» Task goal
Look for the string "jacket" in the lines and copy each line that has it.

##########

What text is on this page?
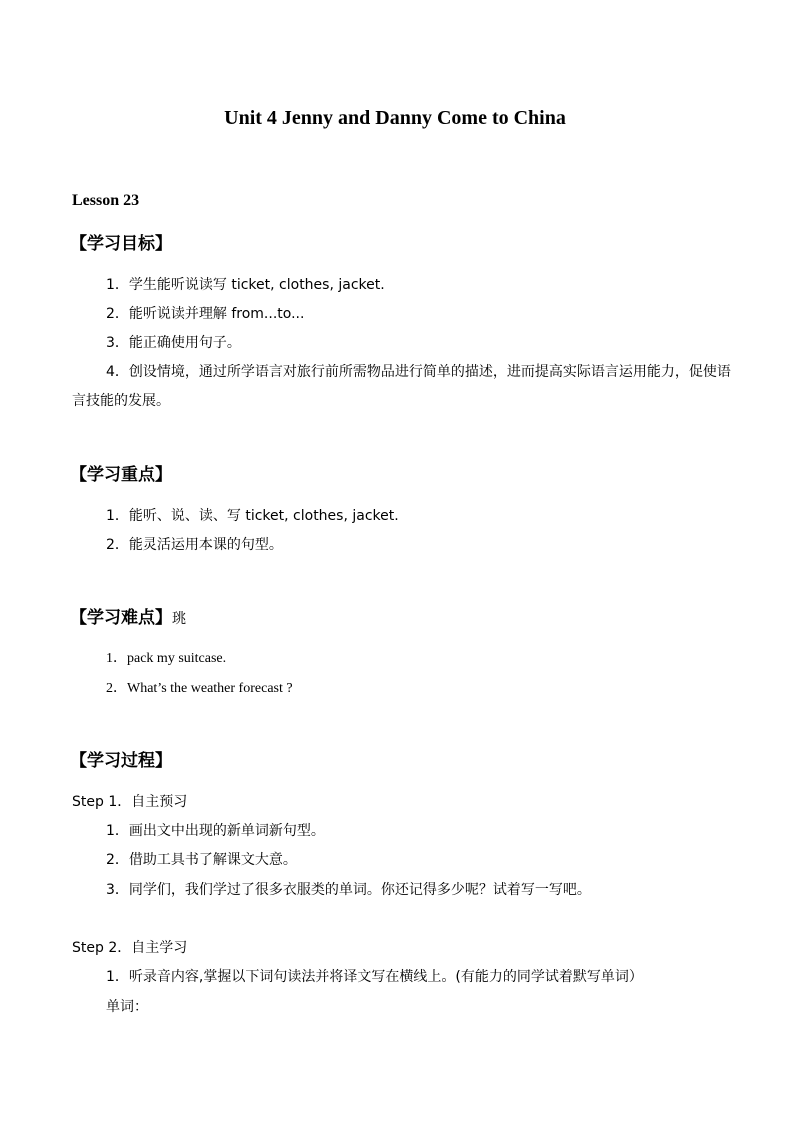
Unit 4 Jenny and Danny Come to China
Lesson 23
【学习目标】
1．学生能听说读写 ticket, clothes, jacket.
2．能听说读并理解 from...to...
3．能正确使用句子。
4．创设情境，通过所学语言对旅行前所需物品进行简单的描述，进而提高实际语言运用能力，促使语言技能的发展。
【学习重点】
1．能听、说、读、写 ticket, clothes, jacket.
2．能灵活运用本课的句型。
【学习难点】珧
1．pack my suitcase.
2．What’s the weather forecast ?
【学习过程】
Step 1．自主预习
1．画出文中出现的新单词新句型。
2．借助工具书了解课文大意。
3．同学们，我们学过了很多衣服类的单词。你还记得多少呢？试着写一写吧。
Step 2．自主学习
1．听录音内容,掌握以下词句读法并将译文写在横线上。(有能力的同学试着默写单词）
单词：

##########

» Solution for this exercise
1．学生能听说读写 ticket, clothes, jacket.
1．能听、说、读、写 ticket, clothes, jacket.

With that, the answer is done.